#### Written problem 1:
In the forum post about USB backups, which kind of kernels does the poster suspect of having a race condition?
#### Written problem 2:
List every possible cause of the lag or errors that the forum post about USB backups brings up.
#### Written problem 3:
Write a continuation of the forum post about USB backups, starting after its last sentence.

PostPosted: Tue Mar 01, 2011 11:17 am    Post subject: Reply with quote

ppurka - yes, that (this) thread is one of the sources that made me say that this is a since long problem! Google gives you more...

frostschutz - yes I know that the setup with usb-drives is a hardware bottleneck, but I do believe that it should not mean anything else than that the backup takes a long time, it should -not- make the entire system lag, or hang! I do think this is caused by some kind of race condition that occur in 64-bit kernels... And, NO! it's not the hardware, I wrote above that the same setup works fine in windows and (similar setups) with 32-bit kernels! - but yes, hardware related, meaning (kernel) driver problems, perhaps? I do agree that overheating is a possible explanation for the I/O-error situations, but I find it strange that this differ between OS:es (or kernel types). Furthermore, the problem does also occur without the hub (e.g. copying from system drive to usb drive or between usb drives on different usb ports of the comp.), I stated the example because my impression is that it's the quickest way to create problems...

#### Records shown:

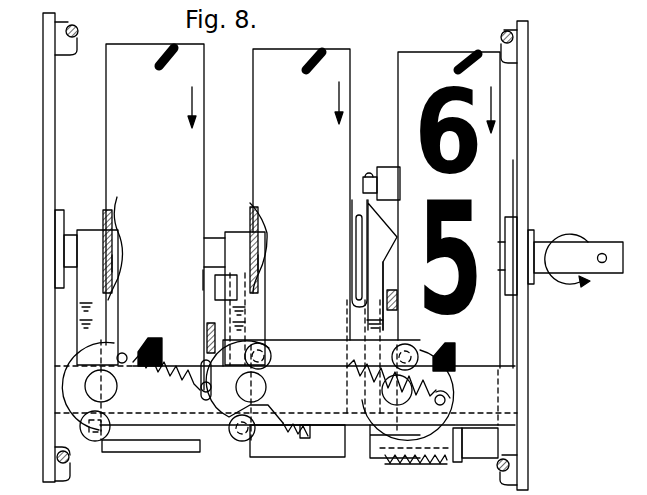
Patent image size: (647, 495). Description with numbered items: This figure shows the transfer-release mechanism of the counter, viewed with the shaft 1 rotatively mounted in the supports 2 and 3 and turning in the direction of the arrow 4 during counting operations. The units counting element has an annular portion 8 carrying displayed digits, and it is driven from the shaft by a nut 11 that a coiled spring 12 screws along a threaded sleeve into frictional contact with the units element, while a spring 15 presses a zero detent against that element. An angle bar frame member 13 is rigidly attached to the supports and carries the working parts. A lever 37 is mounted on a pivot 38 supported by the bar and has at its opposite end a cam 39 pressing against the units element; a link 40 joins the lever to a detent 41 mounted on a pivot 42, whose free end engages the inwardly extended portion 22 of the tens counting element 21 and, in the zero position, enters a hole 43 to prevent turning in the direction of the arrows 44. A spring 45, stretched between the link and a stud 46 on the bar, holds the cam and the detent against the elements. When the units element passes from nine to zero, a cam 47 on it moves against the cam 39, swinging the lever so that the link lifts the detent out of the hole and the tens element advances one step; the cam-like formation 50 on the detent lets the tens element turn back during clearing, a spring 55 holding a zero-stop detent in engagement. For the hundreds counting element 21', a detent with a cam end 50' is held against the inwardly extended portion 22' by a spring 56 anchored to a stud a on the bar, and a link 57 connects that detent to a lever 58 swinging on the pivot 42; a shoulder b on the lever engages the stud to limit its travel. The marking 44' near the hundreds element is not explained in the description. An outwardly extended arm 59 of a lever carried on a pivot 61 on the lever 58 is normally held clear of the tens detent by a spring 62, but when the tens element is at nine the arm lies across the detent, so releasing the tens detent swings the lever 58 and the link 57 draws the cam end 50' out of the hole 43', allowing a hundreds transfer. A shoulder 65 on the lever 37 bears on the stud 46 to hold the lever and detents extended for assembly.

The shaft 1 is at (613, 271).
The support 2 is at (522, 207).
The support 3 is at (44, 158).
The arrow 4 is at (560, 255).
The annular portion of units counting element 8 is at (508, 163).
The nut 11 is at (353, 199).
The coiled spring 12 is at (356, 232).
The angle bar frame member 13 is at (505, 398).
The spring 15 is at (432, 462).
The tens counting element 21 is at (285, 198).
The hundreds counting element 21' is at (138, 217).
The inwardly extended portion 22 is at (258, 248).
The inwardly extended portion 22' is at (125, 241).
The lever 37 is at (385, 277).
The pivot 38 is at (383, 395).
The cam 39 is at (395, 230).
The link 40 is at (326, 358).
The detent 41 is at (245, 320).
The pivot 42 is at (116, 386).
The hole 43 is at (279, 267).
The hole 43' is at (135, 265).
The arrows 44 is at (341, 107).
The stop teeth 44' is at (72, 316).
The spring 45 is at (372, 383).
The stud 46 is at (446, 403).
The cam 47 is at (393, 322).
The cam-like formation 50 is at (244, 250).
The cam end 50' is at (95, 243).
The spring 55 is at (293, 436).
The spring 56 is at (165, 382).
The link 57 is at (176, 432).
The lever 58 is at (263, 432).
The outwardly extended arm 59 is at (237, 310).
The pivot 61 is at (203, 278).
The spring 62 is at (207, 333).
The shoulder 65 is at (450, 398).
The stud a is at (205, 381).
The shoulder b is at (207, 405).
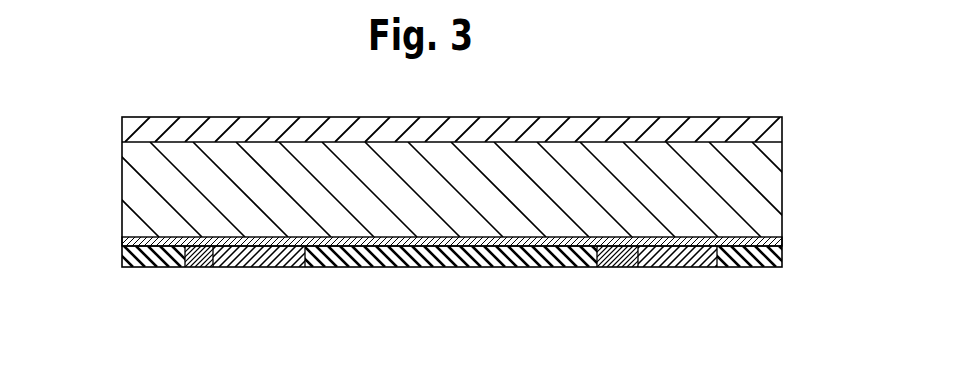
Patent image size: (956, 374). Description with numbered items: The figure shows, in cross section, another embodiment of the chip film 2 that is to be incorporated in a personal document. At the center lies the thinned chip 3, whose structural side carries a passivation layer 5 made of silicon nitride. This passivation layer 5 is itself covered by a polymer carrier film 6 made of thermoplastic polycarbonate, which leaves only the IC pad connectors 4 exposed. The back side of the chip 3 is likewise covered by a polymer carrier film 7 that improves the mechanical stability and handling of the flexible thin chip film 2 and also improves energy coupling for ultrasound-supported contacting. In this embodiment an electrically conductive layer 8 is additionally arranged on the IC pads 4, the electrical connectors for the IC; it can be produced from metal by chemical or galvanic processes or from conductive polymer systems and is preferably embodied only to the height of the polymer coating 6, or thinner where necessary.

The chip film 2 is at (669, 103).
The thinned chip 3 is at (764, 176).
The IC pad connectors 4 is at (212, 267).
The passivation layer 5 is at (782, 237).
The polymer carrier film 6 is at (783, 259).
The back side polymer carrier film 7 is at (782, 120).
The electrically conductive layer 8 is at (268, 267).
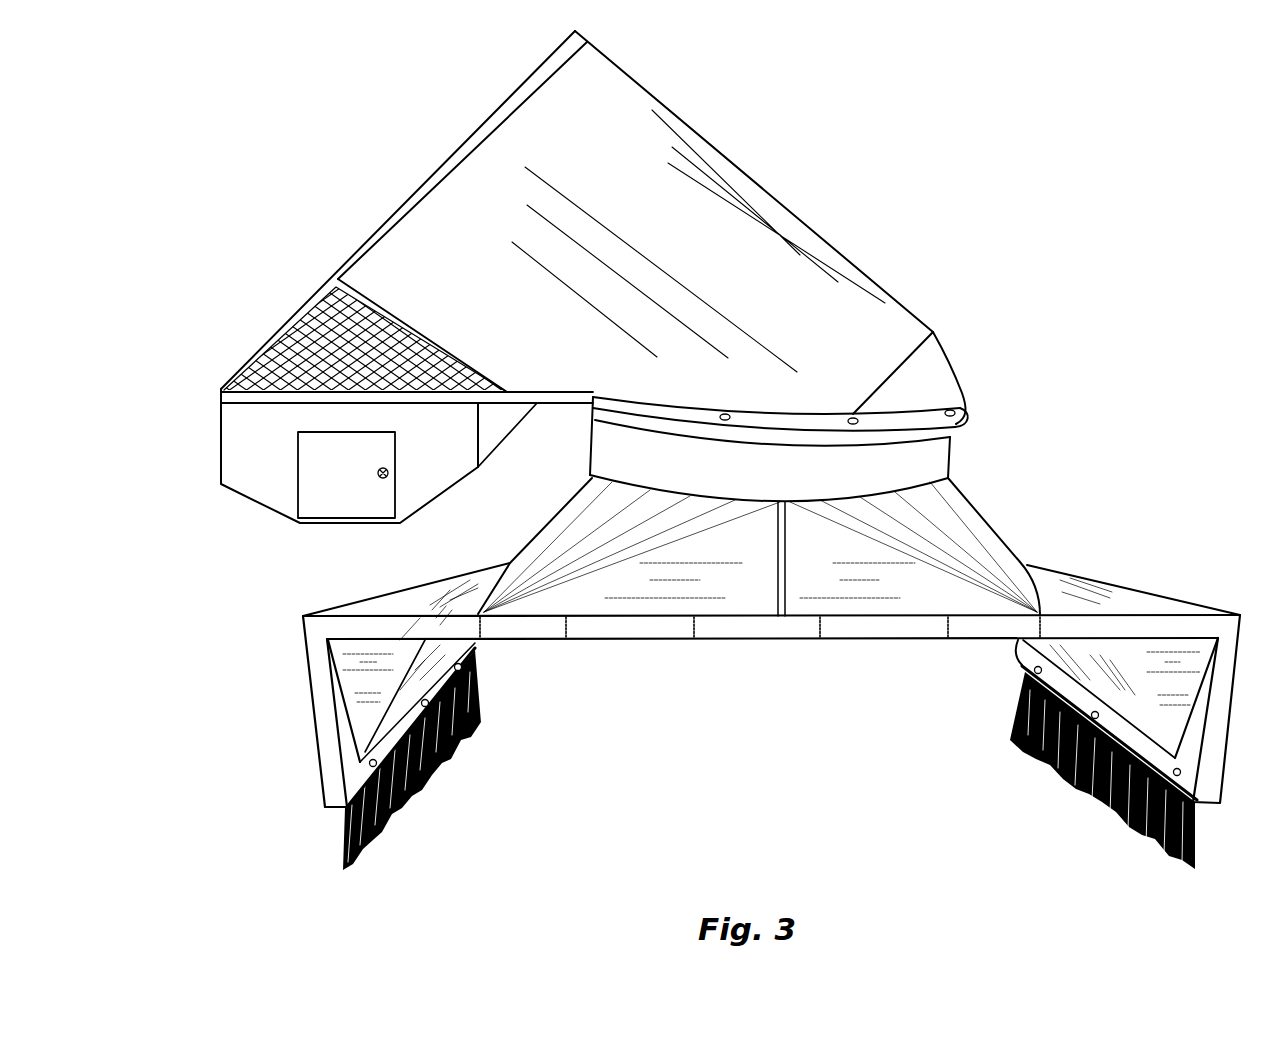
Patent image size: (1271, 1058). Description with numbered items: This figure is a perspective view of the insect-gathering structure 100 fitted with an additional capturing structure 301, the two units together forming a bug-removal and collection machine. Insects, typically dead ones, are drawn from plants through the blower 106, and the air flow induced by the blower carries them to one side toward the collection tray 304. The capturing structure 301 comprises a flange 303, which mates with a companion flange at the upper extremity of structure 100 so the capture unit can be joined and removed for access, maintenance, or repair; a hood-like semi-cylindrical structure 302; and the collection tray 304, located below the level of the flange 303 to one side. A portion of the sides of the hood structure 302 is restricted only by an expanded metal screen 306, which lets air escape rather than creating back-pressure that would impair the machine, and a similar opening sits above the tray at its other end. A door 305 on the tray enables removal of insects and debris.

#### Output 1:
64-bit kernels.

#### Output 2:
- A hardware bottleneck in the USB-drive setup
- A race condition in 64-bit kernels
- Kernel driver problems
- Overheating

#### Output 3:
idella4 - sure, I'll try to capture something, although not today... (I need to recompile the kernel with a few new flags - the iotop emerge told me, but I need my comp running a while longer...) But a problem is that for the worst case (the most interesting one) I must try to create one of these total lock-ups and then hand-copy (or photograph) the tops and dmesg screens precisely because the system is frozen, and it feels a little risky to recover the filesystem(s) everytime it hangs... A concrete example (for anyone to try): try starting a rsync -avh --progress /home /media/your-usb-drive/ (or similar) and wait (of course, /home must be many GB large!). I'm doing precisely this at the moment! For me this command keeps showing about 15-20MB/s for every file. But after a while the system gets lagged (rsync keeps running at the same speed though), then if I for instance try starting a movie in vlc (having to read a big file from the harddrive) - this is (naturally) really slow, but sometimes the movie hangs, and closing vlc takes about 5 minutes! When sync is finished, system is back to normal responsivess...

Thanks for the response!

/pste
Back to top
View user's profile Send private message
joeklow
n00b
n00b


Joined: 23 Jan 2011
Posts: 46

PostPosted: Tue Mar 01, 2011 6:29 pm    Post subject: Reply with quote

Reporting 2.6.36 ck-sources running at multicore Phenom II.

Recompiled this kernel, changing deprecated SATA support ("ATA/ATAPI support") over to new (serial ATA/PATA drivers).
I/O scheduler: BFQ (was CFQ)
Profile: Desktop (was Server)
CPU scheduler: CFS+autogroups
Timer: 1000 (was 200)

Also, /etc/init.d/local.start has the following to disable cache (stupid XFS loves to flush data once in hour, and it would be stupid to let the flushed data stay in cache).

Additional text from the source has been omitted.